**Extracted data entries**
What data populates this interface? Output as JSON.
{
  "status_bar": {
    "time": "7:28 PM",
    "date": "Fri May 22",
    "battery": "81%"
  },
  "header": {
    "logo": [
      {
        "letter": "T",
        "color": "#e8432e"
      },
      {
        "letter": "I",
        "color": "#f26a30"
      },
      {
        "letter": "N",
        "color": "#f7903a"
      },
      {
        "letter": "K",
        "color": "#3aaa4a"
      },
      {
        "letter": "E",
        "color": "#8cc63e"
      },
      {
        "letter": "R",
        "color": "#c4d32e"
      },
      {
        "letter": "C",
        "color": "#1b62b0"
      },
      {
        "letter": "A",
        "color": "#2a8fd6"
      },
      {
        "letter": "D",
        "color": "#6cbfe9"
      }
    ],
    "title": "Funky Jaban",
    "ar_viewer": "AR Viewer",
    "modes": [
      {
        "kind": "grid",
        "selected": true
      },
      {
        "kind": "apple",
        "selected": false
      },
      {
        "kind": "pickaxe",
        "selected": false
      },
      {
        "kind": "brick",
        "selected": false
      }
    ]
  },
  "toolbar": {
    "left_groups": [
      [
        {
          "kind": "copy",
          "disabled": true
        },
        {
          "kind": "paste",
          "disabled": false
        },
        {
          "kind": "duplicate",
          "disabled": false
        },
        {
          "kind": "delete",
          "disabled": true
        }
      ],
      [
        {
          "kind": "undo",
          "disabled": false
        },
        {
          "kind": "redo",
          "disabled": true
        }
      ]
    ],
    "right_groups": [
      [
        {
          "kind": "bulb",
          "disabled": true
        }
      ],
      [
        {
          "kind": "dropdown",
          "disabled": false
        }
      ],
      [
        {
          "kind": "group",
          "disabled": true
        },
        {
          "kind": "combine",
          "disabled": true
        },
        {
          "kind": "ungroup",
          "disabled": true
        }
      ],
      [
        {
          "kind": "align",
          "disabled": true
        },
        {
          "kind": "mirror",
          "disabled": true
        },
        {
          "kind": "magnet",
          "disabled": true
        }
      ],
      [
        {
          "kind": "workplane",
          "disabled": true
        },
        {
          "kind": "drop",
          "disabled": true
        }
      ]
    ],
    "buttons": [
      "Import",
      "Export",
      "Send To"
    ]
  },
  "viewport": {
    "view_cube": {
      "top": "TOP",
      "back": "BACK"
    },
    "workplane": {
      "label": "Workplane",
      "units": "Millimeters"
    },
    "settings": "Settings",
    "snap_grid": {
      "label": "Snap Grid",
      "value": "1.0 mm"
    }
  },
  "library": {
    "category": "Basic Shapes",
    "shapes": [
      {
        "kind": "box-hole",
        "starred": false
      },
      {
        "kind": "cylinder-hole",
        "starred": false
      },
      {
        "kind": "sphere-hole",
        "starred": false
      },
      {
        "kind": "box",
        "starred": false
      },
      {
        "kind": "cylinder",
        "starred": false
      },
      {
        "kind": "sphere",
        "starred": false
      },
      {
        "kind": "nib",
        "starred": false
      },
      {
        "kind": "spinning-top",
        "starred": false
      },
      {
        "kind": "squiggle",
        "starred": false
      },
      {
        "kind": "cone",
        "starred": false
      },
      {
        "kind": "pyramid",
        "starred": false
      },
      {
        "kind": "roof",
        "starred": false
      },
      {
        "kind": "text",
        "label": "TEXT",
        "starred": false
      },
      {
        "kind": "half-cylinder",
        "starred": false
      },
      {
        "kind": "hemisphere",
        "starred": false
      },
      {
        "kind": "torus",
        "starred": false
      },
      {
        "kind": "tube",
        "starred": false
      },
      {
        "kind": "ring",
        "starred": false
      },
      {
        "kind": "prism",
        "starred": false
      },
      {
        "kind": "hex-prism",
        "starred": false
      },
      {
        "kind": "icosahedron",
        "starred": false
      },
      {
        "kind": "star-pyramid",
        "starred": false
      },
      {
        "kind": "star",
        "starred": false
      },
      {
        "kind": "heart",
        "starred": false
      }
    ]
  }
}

**WORK INSTRUCTIONS**
All of the records must be repeated exactly.

**ANSWER FOR THIS EXERCISE**
What data populates this interface? Output as JSON.
{
  "status_bar": {
    "time": "7:28 PM",
    "date": "Fri May 22",
    "battery": "81%"
  },
  "header": {
    "logo": [
      {
        "letter": "T",
        "color": "#e8432e"
      },
      {
        "letter": "I",
        "color": "#f26a30"
      },
      {
        "letter": "N",
        "color": "#f7903a"
      },
      {
        "letter": "K",
        "color": "#3aaa4a"
      },
      {
        "letter": "E",
        "color": "#8cc63e"
      },
      {
        "letter": "R",
        "color": "#c4d32e"
      },
      {
        "letter": "C",
        "color": "#1b62b0"
      },
      {
        "letter": "A",
        "color": "#2a8fd6"
      },
      {
        "letter": "D",
        "color": "#6cbfe9"
      }
    ],
    "title": "Funky Jaban",
    "ar_viewer": "AR Viewer",
    "modes": [
      {
        "kind": "grid",
        "selected": true
      },
      {
        "kind": "apple",
        "selected": false
      },
      {
        "kind": "pickaxe",
        "selected": false
      },
      {
        "kind": "brick",
        "selected": false
      }
    ]
  },
  "toolbar": {
    "left_groups": [
      [
        {
          "kind": "copy",
          "disabled": true
        },
        {
          "kind": "paste",
          "disabled": false
        },
        {
          "kind": "duplicate",
          "disabled": false
        },
        {
          "kind": "delete",
          "disabled": true
        }
      ],
      [
        {
          "kind": "undo",
          "disabled": false
        },
        {
          "kind": "redo",
          "disabled": true
        }
      ]
    ],
    "right_groups": [
      [
        {
          "kind": "bulb",
          "disabled": true
        }
      ],
      [
        {
          "kind": "dropdown",
          "disabled": false
        }
      ],
      [
        {
          "kind": "group",
          "disabled": true
        },
        {
          "kind": "combine",
          "disabled": true
        },
        {
          "kind": "ungroup",
          "disabled": true
        }
      ],
      [
        {
          "kind": "align",
          "disabled": true
        },
        {
          "kind": "mirror",
          "disabled": true
        },
        {
          "kind": "magnet",
          "disabled": true
        }
      ],
      [
        {
          "kind": "workplane",
          "disabled": true
        },
        {
          "kind": "drop",
          "disabled": true
        }
      ]
    ],
    "buttons": [
      "Import",
      "Export",
      "Send To"
    ]
  },
  "viewport": {
    "view_cube": {
      "top": "TOP",
      "back": "BACK"
    },
    "workplane": {
      "label": "Workplane",
      "units": "Millimeters"
    },
    "settings": "Settings",
    "snap_grid": {
      "label": "Snap Grid",
      "value": "1.0 mm"
    }
  },
  "library": {
    "category": "Basic Shapes",
    "shapes": [
      {
        "kind": "box-hole",
        "starred": false
      },
      {
        "kind": "cylinder-hole",
        "starred": false
      },
      {
        "kind": "sphere-hole",
        "starred": false
      },
      {
        "kind": "box",
        "starred": false
      },
      {
        "kind": "cylinder",
        "starred": false
      },
      {
        "kind": "sphere",
        "starred": false
      },
      {
        "kind": "nib",
        "starred": false
      },
      {
        "kind": "spinning-top",
        "starred": false
      },
      {
        "kind": "squiggle",
        "starred": false
      },
      {
        "kind": "cone",
        "starred": false
      },
      {
        "kind": "pyramid",
        "starred": false
      },
      {
        "kind": "roof",
        "starred": false
      },
      {
        "kind": "text",
        "label": "TEXT",
        "starred": false
      },
      {
        "kind": "half-cylinder",
        "starred": false
      },
      {
        "kind": "hemisphere",
        "starred": false
      },
      {
        "kind": "torus",
        "starred": false
      },
      {
        "kind": "tube",
        "starred": false
      },
      {
        "kind": "ring",
        "starred": false
      },
      {
        "kind": "prism",
        "starred": false
      },
      {
        "kind": "hex-prism",
        "starred": false
      },
      {
        "kind": "icosahedron",
        "starred": false
      },
      {
        "kind": "star-pyramid",
        "starred": false
      },
      {
        "kind": "star",
        "starred": false
      },
      {
        "kind": "heart",
        "starred": false
      }
    ]
  }
}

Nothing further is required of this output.